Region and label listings
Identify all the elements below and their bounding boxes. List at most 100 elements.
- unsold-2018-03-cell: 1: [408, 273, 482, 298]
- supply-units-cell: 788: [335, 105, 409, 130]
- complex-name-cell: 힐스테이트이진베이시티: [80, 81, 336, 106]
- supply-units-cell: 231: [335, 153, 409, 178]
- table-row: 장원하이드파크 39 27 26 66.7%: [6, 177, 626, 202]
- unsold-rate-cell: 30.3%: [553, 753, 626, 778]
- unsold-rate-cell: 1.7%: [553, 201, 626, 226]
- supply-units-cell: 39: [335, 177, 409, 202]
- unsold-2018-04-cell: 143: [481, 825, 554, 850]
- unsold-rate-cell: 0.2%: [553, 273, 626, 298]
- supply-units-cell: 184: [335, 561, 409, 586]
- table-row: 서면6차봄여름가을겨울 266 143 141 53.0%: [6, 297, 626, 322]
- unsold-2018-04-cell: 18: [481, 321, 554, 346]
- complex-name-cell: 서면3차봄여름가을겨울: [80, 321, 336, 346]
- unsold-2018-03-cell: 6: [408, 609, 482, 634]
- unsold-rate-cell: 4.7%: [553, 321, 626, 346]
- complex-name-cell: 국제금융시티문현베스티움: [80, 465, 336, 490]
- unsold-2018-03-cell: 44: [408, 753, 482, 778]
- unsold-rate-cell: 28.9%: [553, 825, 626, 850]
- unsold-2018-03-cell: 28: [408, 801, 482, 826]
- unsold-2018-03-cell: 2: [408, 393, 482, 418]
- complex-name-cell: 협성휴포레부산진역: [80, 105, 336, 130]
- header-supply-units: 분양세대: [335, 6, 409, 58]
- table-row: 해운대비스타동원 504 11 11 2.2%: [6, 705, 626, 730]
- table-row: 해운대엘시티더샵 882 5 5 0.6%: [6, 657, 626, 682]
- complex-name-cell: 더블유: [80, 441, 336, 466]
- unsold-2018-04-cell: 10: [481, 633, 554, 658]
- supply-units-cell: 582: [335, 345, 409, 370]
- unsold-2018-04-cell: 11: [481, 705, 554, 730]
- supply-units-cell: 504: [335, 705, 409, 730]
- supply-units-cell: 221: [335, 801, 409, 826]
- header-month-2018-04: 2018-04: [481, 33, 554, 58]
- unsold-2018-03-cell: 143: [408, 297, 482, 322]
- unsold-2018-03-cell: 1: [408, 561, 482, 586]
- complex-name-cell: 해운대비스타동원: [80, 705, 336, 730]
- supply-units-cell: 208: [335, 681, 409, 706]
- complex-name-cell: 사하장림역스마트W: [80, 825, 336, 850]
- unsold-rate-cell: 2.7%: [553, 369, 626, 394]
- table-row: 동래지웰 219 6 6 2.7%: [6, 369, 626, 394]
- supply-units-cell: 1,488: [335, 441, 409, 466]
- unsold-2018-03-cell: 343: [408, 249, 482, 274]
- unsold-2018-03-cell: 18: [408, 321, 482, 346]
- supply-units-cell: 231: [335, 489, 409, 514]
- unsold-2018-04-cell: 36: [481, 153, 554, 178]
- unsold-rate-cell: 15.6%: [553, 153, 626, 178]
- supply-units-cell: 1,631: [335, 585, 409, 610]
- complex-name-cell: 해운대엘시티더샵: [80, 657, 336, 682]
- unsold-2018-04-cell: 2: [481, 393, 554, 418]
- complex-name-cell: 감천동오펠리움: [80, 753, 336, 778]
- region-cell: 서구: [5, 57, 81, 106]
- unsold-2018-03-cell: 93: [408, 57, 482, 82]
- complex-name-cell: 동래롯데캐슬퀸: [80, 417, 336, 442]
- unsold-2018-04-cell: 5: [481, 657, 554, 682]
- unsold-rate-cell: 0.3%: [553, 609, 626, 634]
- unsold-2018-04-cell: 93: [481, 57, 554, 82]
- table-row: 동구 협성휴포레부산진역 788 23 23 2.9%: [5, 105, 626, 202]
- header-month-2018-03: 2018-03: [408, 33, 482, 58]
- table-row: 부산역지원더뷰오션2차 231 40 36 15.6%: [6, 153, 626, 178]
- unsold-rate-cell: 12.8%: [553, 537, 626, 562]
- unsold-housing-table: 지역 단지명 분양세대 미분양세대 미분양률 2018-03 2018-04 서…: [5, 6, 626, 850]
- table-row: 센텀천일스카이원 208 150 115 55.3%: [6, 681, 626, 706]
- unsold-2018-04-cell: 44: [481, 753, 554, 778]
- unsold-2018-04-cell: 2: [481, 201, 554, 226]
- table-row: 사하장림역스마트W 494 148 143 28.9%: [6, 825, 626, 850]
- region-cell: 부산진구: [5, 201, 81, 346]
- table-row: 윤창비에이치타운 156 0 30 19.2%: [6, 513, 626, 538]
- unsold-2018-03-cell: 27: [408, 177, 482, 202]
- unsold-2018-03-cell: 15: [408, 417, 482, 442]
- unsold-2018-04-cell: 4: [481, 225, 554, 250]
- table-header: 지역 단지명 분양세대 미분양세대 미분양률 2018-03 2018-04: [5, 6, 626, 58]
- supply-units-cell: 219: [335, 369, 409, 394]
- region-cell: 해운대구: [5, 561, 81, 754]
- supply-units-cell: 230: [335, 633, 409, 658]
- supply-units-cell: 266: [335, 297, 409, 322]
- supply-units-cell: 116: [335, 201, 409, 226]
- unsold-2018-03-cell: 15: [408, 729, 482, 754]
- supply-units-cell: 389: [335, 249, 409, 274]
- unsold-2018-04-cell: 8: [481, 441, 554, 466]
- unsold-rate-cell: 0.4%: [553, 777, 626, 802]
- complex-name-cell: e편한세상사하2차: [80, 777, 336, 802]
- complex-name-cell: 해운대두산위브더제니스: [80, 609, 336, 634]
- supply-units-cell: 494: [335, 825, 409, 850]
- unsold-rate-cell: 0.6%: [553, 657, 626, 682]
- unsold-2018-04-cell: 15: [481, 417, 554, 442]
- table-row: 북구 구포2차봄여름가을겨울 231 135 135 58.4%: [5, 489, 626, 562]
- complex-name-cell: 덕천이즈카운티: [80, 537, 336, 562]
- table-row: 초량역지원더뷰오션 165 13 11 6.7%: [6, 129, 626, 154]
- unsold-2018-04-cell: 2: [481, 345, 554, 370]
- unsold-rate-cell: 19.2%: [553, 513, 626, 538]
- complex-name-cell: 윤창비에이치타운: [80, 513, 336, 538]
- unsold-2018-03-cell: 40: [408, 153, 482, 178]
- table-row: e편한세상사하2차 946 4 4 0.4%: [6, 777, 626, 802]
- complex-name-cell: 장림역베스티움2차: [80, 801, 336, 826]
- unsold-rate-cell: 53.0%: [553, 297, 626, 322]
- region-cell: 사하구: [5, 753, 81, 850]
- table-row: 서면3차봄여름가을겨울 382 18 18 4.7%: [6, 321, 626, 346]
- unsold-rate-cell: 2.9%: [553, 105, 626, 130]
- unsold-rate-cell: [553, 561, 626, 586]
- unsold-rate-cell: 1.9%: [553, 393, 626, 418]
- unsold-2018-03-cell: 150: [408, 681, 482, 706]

- **DIRECTIVE**
Swap every "table-row" in the listing for "data-row" and write out all the lines again with nothing else changed.

- **SOLVED EXERCISE**
Identify all the elements below and their bounding boxes. List at most 100 elements.
- unsold-2018-03-cell: 1: [408, 273, 482, 298]
- supply-units-cell: 788: [335, 105, 409, 130]
- complex-name-cell: 힐스테이트이진베이시티: [80, 81, 336, 106]
- supply-units-cell: 231: [335, 153, 409, 178]
- data-row: 장원하이드파크 39 27 26 66.7%: [6, 177, 626, 202]
- unsold-rate-cell: 30.3%: [553, 753, 626, 778]
- unsold-rate-cell: 1.7%: [553, 201, 626, 226]
- supply-units-cell: 39: [335, 177, 409, 202]
- unsold-2018-04-cell: 143: [481, 825, 554, 850]
- unsold-rate-cell: 0.2%: [553, 273, 626, 298]
- supply-units-cell: 184: [335, 561, 409, 586]
- data-row: 서면6차봄여름가을겨울 266 143 141 53.0%: [6, 297, 626, 322]
- unsold-2018-04-cell: 18: [481, 321, 554, 346]
- complex-name-cell: 서면3차봄여름가을겨울: [80, 321, 336, 346]
- unsold-2018-03-cell: 6: [408, 609, 482, 634]
- unsold-rate-cell: 4.7%: [553, 321, 626, 346]
- complex-name-cell: 국제금융시티문현베스티움: [80, 465, 336, 490]
- unsold-2018-03-cell: 44: [408, 753, 482, 778]
- unsold-rate-cell: 28.9%: [553, 825, 626, 850]
- unsold-2018-03-cell: 28: [408, 801, 482, 826]
- unsold-2018-03-cell: 2: [408, 393, 482, 418]
- complex-name-cell: 협성휴포레부산진역: [80, 105, 336, 130]
- header-supply-units: 분양세대: [335, 6, 409, 58]
- data-row: 해운대비스타동원 504 11 11 2.2%: [6, 705, 626, 730]
- data-row: 해운대엘시티더샵 882 5 5 0.6%: [6, 657, 626, 682]
- complex-name-cell: 더블유: [80, 441, 336, 466]
- unsold-2018-04-cell: 10: [481, 633, 554, 658]
- supply-units-cell: 582: [335, 345, 409, 370]
- unsold-2018-04-cell: 11: [481, 705, 554, 730]
- supply-units-cell: 504: [335, 705, 409, 730]
- supply-units-cell: 221: [335, 801, 409, 826]
- header-month-2018-04: 2018-04: [481, 33, 554, 58]
- unsold-2018-03-cell: 143: [408, 297, 482, 322]
- unsold-2018-03-cell: 1: [408, 561, 482, 586]
- complex-name-cell: 해운대비스타동원: [80, 705, 336, 730]
- supply-units-cell: 208: [335, 681, 409, 706]
- complex-name-cell: 사하장림역스마트W: [80, 825, 336, 850]
- unsold-rate-cell: 2.7%: [553, 369, 626, 394]
- data-row: 동래지웰 219 6 6 2.7%: [6, 369, 626, 394]
- supply-units-cell: 1,488: [335, 441, 409, 466]
- unsold-2018-03-cell: 343: [408, 249, 482, 274]
- unsold-2018-03-cell: 18: [408, 321, 482, 346]
- supply-units-cell: 231: [335, 489, 409, 514]
- unsold-2018-04-cell: 36: [481, 153, 554, 178]
- unsold-rate-cell: 15.6%: [553, 153, 626, 178]
- supply-units-cell: 1,631: [335, 585, 409, 610]
- complex-name-cell: 해운대엘시티더샵: [80, 657, 336, 682]
- unsold-2018-04-cell: 2: [481, 393, 554, 418]
- complex-name-cell: 감천동오펠리움: [80, 753, 336, 778]
- region-cell: 서구: [5, 57, 81, 106]
- unsold-2018-03-cell: 93: [408, 57, 482, 82]
- complex-name-cell: 동래롯데캐슬퀸: [80, 417, 336, 442]
- unsold-2018-04-cell: 5: [481, 657, 554, 682]
- unsold-rate-cell: 0.3%: [553, 609, 626, 634]
- unsold-2018-04-cell: 93: [481, 57, 554, 82]
- data-row: 동구 협성휴포레부산진역 788 23 23 2.9%: [5, 105, 626, 202]
- header-month-2018-03: 2018-03: [408, 33, 482, 58]
- data-row: 부산역지원더뷰오션2차 231 40 36 15.6%: [6, 153, 626, 178]
- unsold-rate-cell: 12.8%: [553, 537, 626, 562]
- unsold-housing-table: 지역 단지명 분양세대 미분양세대 미분양률 2018-03 2018-04 서…: [5, 6, 626, 850]
- data-row: 센텀천일스카이원 208 150 115 55.3%: [6, 681, 626, 706]
- unsold-2018-04-cell: 44: [481, 753, 554, 778]
- unsold-2018-04-cell: 2: [481, 201, 554, 226]
- data-row: 사하장림역스마트W 494 148 143 28.9%: [6, 825, 626, 850]
- region-cell: 부산진구: [5, 201, 81, 346]
- data-row: 윤창비에이치타운 156 0 30 19.2%: [6, 513, 626, 538]
- unsold-2018-03-cell: 27: [408, 177, 482, 202]
- unsold-2018-03-cell: 15: [408, 417, 482, 442]
- unsold-2018-04-cell: 4: [481, 225, 554, 250]
- table-header: 지역 단지명 분양세대 미분양세대 미분양률 2018-03 2018-04: [5, 6, 626, 58]
- supply-units-cell: 219: [335, 369, 409, 394]
- region-cell: 해운대구: [5, 561, 81, 754]
- supply-units-cell: 230: [335, 633, 409, 658]
- supply-units-cell: 266: [335, 297, 409, 322]
- supply-units-cell: 116: [335, 201, 409, 226]
- unsold-2018-03-cell: 15: [408, 729, 482, 754]
- supply-units-cell: 389: [335, 249, 409, 274]
- unsold-2018-04-cell: 8: [481, 441, 554, 466]
- unsold-rate-cell: 0.4%: [553, 777, 626, 802]
- complex-name-cell: e편한세상사하2차: [80, 777, 336, 802]
- complex-name-cell: 해운대두산위브더제니스: [80, 609, 336, 634]
- supply-units-cell: 494: [335, 825, 409, 850]
- unsold-rate-cell: 0.6%: [553, 657, 626, 682]
- unsold-2018-04-cell: 15: [481, 417, 554, 442]
- data-row: 북구 구포2차봄여름가을겨울 231 135 135 58.4%: [5, 489, 626, 562]
- complex-name-cell: 덕천이즈카운티: [80, 537, 336, 562]
- data-row: 초량역지원더뷰오션 165 13 11 6.7%: [6, 129, 626, 154]
- unsold-2018-04-cell: 2: [481, 345, 554, 370]
- unsold-rate-cell: 19.2%: [553, 513, 626, 538]
- complex-name-cell: 윤창비에이치타운: [80, 513, 336, 538]
- unsold-2018-03-cell: 40: [408, 153, 482, 178]
- data-row: e편한세상사하2차 946 4 4 0.4%: [6, 777, 626, 802]
- complex-name-cell: 장림역베스티움2차: [80, 801, 336, 826]
- unsold-rate-cell: 53.0%: [553, 297, 626, 322]
- region-cell: 사하구: [5, 753, 81, 850]
- data-row: 서면3차봄여름가을겨울 382 18 18 4.7%: [6, 321, 626, 346]
- unsold-rate-cell: 2.9%: [553, 105, 626, 130]
- unsold-rate-cell: [553, 561, 626, 586]
- unsold-rate-cell: 1.9%: [553, 393, 626, 418]
- unsold-2018-03-cell: 150: [408, 681, 482, 706]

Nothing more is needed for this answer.